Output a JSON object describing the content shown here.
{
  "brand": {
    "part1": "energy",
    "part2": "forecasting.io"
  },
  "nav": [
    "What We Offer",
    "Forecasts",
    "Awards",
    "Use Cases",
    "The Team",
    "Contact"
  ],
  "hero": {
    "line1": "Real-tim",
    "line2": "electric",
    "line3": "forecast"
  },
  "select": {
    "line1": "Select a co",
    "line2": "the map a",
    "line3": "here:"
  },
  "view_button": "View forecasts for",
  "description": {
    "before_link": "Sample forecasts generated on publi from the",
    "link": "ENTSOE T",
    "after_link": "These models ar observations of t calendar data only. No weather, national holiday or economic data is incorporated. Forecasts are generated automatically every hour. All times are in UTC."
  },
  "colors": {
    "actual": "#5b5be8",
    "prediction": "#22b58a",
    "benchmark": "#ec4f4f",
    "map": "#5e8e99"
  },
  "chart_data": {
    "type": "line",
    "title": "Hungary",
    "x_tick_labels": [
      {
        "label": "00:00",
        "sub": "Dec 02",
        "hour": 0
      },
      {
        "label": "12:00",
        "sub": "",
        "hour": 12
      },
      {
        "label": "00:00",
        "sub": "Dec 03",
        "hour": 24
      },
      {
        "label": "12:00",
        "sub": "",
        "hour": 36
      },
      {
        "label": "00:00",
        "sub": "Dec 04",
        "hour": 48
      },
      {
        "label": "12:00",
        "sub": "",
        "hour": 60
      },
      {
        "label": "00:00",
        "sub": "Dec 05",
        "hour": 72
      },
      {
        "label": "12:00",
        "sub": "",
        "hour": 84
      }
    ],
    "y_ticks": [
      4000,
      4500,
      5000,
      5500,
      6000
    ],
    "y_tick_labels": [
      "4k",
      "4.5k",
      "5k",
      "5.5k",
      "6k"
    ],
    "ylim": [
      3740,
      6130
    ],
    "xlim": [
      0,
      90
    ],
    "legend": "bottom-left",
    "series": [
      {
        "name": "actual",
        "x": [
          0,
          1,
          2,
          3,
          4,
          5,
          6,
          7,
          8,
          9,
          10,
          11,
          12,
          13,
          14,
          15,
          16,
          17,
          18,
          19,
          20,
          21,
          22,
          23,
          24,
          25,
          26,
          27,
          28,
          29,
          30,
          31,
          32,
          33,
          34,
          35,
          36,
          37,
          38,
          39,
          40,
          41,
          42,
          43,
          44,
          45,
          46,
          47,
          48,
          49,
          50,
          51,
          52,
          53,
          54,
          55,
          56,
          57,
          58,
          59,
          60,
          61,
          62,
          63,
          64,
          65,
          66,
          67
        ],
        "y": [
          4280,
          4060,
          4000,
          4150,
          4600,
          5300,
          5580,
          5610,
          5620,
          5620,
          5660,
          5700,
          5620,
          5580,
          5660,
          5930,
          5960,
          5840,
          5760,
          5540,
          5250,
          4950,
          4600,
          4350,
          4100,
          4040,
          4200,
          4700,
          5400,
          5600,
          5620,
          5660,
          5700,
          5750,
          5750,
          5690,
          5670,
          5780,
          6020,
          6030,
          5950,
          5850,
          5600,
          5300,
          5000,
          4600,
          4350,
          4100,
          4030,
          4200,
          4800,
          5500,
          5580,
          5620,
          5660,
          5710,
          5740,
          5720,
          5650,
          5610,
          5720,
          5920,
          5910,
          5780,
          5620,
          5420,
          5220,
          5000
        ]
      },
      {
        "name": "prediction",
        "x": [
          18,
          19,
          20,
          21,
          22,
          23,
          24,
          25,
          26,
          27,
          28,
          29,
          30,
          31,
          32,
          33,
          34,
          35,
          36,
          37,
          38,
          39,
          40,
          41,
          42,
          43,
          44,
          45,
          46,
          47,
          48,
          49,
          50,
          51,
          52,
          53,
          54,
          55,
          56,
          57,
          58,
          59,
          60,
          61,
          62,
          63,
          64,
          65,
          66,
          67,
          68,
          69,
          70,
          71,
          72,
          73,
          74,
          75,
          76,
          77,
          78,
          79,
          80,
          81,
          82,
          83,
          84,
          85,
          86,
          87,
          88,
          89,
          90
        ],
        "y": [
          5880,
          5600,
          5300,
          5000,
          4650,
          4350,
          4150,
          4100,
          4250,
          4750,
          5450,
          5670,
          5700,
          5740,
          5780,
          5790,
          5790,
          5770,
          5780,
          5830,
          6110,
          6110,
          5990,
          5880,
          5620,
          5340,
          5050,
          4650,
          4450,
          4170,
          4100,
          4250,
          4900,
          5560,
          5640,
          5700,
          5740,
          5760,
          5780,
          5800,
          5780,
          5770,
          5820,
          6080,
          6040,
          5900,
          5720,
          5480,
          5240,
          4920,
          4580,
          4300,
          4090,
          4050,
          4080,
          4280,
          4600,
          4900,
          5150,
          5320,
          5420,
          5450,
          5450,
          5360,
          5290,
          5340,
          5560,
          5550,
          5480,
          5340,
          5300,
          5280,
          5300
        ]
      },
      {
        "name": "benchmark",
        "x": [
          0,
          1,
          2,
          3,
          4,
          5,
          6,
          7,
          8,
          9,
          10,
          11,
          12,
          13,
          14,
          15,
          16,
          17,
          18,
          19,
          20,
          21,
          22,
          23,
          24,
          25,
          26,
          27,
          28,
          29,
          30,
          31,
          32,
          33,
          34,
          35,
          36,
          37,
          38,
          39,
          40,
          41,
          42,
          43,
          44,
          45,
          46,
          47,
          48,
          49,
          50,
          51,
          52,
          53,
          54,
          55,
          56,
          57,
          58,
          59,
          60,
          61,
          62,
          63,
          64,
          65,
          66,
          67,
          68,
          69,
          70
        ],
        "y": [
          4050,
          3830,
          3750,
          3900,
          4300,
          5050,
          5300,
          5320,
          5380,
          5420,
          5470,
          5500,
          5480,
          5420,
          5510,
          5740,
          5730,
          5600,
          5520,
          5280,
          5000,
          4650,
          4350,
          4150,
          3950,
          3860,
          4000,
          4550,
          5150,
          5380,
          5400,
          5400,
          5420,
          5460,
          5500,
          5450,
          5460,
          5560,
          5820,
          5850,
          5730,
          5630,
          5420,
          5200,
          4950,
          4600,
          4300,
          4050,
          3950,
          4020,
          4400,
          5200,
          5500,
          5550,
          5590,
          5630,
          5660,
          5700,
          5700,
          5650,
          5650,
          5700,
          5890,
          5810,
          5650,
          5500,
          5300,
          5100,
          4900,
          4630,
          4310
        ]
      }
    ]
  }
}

**What you need to do**
Transcribe each entry exactly.

**Problem solution**
Output a JSON object describing the content shown here.
{
  "brand": {
    "part1": "energy",
    "part2": "forecasting.io"
  },
  "nav": [
    "What We Offer",
    "Forecasts",
    "Awards",
    "Use Cases",
    "The Team",
    "Contact"
  ],
  "hero": {
    "line1": "Real-tim",
    "line2": "electric",
    "line3": "forecast"
  },
  "select": {
    "line1": "Select a co",
    "line2": "the map a",
    "line3": "here:"
  },
  "view_button": "View forecasts for",
  "description": {
    "before_link": "Sample forecasts generated on publi from the",
    "link": "ENTSOE T",
    "after_link": "These models ar observations of t calendar data only. No weather, national holiday or economic data is incorporated. Forecasts are generated automatically every hour. All times are in UTC."
  },
  "colors": {
    "actual": "#5b5be8",
    "prediction": "#22b58a",
    "benchmark": "#ec4f4f",
    "map": "#5e8e99"
  },
  "chart_data": {
    "type": "line",
    "title": "Hungary",
    "x_tick_labels": [
      {
        "label": "00:00",
        "sub": "Dec 02",
        "hour": 0
      },
      {
        "label": "12:00",
        "sub": "",
        "hour": 12
      },
      {
        "label": "00:00",
        "sub": "Dec 03",
        "hour": 24
      },
      {
        "label": "12:00",
        "sub": "",
        "hour": 36
      },
      {
        "label": "00:00",
        "sub": "Dec 04",
        "hour": 48
      },
      {
        "label": "12:00",
        "sub": "",
        "hour": 60
      },
      {
        "label": "00:00",
        "sub": "Dec 05",
        "hour": 72
      },
      {
        "label": "12:00",
        "sub": "",
        "hour": 84
      }
    ],
    "y_ticks": [
      4000,
      4500,
      5000,
      5500,
      6000
    ],
    "y_tick_labels": [
      "4k",
      "4.5k",
      "5k",
      "5.5k",
      "6k"
    ],
    "ylim": [
      3740,
      6130
    ],
    "xlim": [
      0,
      90
    ],
    "legend": "bottom-left",
    "series": [
      {
        "name": "actual",
        "x": [
          0,
          1,
          2,
          3,
          4,
          5,
          6,
          7,
          8,
          9,
          10,
          11,
          12,
          13,
          14,
          15,
          16,
          17,
          18,
          19,
          20,
          21,
          22,
          23,
          24,
          25,
          26,
          27,
          28,
          29,
          30,
          31,
          32,
          33,
          34,
          35,
          36,
          37,
          38,
          39,
          40,
          41,
          42,
          43,
          44,
          45,
          46,
          47,
          48,
          49,
          50,
          51,
          52,
          53,
          54,
          55,
          56,
          57,
          58,
          59,
          60,
          61,
          62,
          63,
          64,
          65,
          66,
          67
        ],
        "y": [
          4280,
          4060,
          4000,
          4150,
          4600,
          5300,
          5580,
          5610,
          5620,
          5620,
          5660,
          5700,
          5620,
          5580,
          5660,
          5930,
          5960,
          5840,
          5760,
          5540,
          5250,
          4950,
          4600,
          4350,
          4100,
          4040,
          4200,
          4700,
          5400,
          5600,
          5620,
          5660,
          5700,
          5750,
          5750,
          5690,
          5670,
          5780,
          6020,
          6030,
          5950,
          5850,
          5600,
          5300,
          5000,
          4600,
          4350,
          4100,
          4030,
          4200,
          4800,
          5500,
          5580,
          5620,
          5660,
          5710,
          5740,
          5720,
          5650,
          5610,
          5720,
          5920,
          5910,
          5780,
          5620,
          5420,
          5220,
          5000
        ]
      },
      {
        "name": "prediction",
        "x": [
          18,
          19,
          20,
          21,
          22,
          23,
          24,
          25,
          26,
          27,
          28,
          29,
          30,
          31,
          32,
          33,
          34,
          35,
          36,
          37,
          38,
          39,
          40,
          41,
          42,
          43,
          44,
          45,
          46,
          47,
          48,
          49,
          50,
          51,
          52,
          53,
          54,
          55,
          56,
          57,
          58,
          59,
          60,
          61,
          62,
          63,
          64,
          65,
          66,
          67,
          68,
          69,
          70,
          71,
          72,
          73,
          74,
          75,
          76,
          77,
          78,
          79,
          80,
          81,
          82,
          83,
          84,
          85,
          86,
          87,
          88,
          89,
          90
        ],
        "y": [
          5880,
          5600,
          5300,
          5000,
          4650,
          4350,
          4150,
          4100,
          4250,
          4750,
          5450,
          5670,
          5700,
          5740,
          5780,
          5790,
          5790,
          5770,
          5780,
          5830,
          6110,
          6110,
          5990,
          5880,
          5620,
          5340,
          5050,
          4650,
          4450,
          4170,
          4100,
          4250,
          4900,
          5560,
          5640,
          5700,
          5740,
          5760,
          5780,
          5800,
          5780,
          5770,
          5820,
          6080,
          6040,
          5900,
          5720,
          5480,
          5240,
          4920,
          4580,
          4300,
          4090,
          4050,
          4080,
          4280,
          4600,
          4900,
          5150,
          5320,
          5420,
          5450,
          5450,
          5360,
          5290,
          5340,
          5560,
          5550,
          5480,
          5340,
          5300,
          5280,
          5300
        ]
      },
      {
        "name": "benchmark",
        "x": [
          0,
          1,
          2,
          3,
          4,
          5,
          6,
          7,
          8,
          9,
          10,
          11,
          12,
          13,
          14,
          15,
          16,
          17,
          18,
          19,
          20,
          21,
          22,
          23,
          24,
          25,
          26,
          27,
          28,
          29,
          30,
          31,
          32,
          33,
          34,
          35,
          36,
          37,
          38,
          39,
          40,
          41,
          42,
          43,
          44,
          45,
          46,
          47,
          48,
          49,
          50,
          51,
          52,
          53,
          54,
          55,
          56,
          57,
          58,
          59,
          60,
          61,
          62,
          63,
          64,
          65,
          66,
          67,
          68,
          69,
          70
        ],
        "y": [
          4050,
          3830,
          3750,
          3900,
          4300,
          5050,
          5300,
          5320,
          5380,
          5420,
          5470,
          5500,
          5480,
          5420,
          5510,
          5740,
          5730,
          5600,
          5520,
          5280,
          5000,
          4650,
          4350,
          4150,
          3950,
          3860,
          4000,
          4550,
          5150,
          5380,
          5400,
          5400,
          5420,
          5460,
          5500,
          5450,
          5460,
          5560,
          5820,
          5850,
          5730,
          5630,
          5420,
          5200,
          4950,
          4600,
          4300,
          4050,
          3950,
          4020,
          4400,
          5200,
          5500,
          5550,
          5590,
          5630,
          5660,
          5700,
          5700,
          5650,
          5650,
          5700,
          5890,
          5810,
          5650,
          5500,
          5300,
          5100,
          4900,
          4630,
          4310
        ]
      }
    ]
  }
}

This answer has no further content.